• _Directions_: Extract each line holding the word "ائیر" from the entries.

• _Dataset entries_:
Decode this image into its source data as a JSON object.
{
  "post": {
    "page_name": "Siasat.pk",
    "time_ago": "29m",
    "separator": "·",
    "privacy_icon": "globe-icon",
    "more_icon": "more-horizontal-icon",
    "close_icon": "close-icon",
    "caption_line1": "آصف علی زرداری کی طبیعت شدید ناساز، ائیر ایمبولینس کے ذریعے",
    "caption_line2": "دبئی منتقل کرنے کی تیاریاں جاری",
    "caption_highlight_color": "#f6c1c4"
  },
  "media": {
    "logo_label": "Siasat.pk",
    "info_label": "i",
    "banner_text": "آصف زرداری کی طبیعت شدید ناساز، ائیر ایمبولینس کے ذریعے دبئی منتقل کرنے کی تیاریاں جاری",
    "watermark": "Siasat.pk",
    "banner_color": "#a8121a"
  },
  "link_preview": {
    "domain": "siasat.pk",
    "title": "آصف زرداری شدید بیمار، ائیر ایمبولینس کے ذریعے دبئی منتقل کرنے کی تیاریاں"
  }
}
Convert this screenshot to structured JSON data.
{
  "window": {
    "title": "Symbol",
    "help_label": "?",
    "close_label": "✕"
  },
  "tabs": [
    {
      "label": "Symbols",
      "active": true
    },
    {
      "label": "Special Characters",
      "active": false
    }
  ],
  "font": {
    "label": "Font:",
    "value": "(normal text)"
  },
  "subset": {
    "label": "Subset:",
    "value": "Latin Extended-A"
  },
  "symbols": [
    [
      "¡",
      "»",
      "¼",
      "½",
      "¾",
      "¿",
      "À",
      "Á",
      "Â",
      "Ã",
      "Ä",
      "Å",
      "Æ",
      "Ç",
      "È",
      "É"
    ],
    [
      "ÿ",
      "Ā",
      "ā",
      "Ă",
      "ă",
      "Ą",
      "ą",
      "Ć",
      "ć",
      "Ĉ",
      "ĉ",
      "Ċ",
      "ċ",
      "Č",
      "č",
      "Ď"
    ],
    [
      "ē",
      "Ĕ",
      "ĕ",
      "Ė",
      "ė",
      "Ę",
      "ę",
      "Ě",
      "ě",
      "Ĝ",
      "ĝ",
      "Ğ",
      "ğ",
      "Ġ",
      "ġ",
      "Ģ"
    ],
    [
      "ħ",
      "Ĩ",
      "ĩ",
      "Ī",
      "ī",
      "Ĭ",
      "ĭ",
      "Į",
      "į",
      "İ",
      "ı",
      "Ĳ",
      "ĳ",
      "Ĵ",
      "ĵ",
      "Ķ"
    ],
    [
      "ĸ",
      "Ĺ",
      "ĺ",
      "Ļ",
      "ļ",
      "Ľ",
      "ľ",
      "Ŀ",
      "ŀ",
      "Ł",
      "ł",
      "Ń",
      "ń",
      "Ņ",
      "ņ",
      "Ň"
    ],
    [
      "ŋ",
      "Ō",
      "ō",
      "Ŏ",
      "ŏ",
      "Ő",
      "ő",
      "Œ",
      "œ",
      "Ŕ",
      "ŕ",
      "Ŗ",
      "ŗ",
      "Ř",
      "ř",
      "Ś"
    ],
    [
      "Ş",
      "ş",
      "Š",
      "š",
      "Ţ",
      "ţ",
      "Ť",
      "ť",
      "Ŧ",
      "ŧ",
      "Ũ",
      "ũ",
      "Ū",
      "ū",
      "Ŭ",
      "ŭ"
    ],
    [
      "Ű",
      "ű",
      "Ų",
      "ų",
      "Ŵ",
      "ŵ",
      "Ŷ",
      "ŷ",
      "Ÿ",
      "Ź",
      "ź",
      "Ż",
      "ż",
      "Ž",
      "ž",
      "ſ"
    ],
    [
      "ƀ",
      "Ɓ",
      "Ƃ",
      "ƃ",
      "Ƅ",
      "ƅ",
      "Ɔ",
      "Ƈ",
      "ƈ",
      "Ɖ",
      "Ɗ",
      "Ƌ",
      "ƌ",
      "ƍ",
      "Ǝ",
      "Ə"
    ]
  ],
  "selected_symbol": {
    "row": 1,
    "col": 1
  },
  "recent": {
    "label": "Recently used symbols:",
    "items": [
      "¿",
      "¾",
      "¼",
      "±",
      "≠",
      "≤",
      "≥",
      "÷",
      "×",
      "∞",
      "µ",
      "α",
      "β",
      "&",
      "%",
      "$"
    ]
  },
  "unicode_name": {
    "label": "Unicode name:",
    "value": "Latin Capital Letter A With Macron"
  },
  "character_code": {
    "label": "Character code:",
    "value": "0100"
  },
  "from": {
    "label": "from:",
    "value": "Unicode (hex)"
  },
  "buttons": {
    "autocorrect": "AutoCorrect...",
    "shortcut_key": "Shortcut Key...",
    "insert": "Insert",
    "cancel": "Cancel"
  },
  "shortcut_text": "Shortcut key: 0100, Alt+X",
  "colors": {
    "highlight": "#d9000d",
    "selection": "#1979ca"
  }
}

• _Correct output_:
    "caption_line1": "آصف علی زرداری کی طبیعت شدید ناساز، ائیر ایمبولینس کے ذریعے",
    "banner_text": "آصف زرداری کی طبیعت شدید ناساز، ائیر ایمبولینس کے ذریعے دبئی منتقل کرنے کی تیاریاں جاری",
    "title": "آصف زرداری شدید بیمار، ائیر ایمبولینس کے ذریعے دبئی منتقل کرنے کی تیاریاں"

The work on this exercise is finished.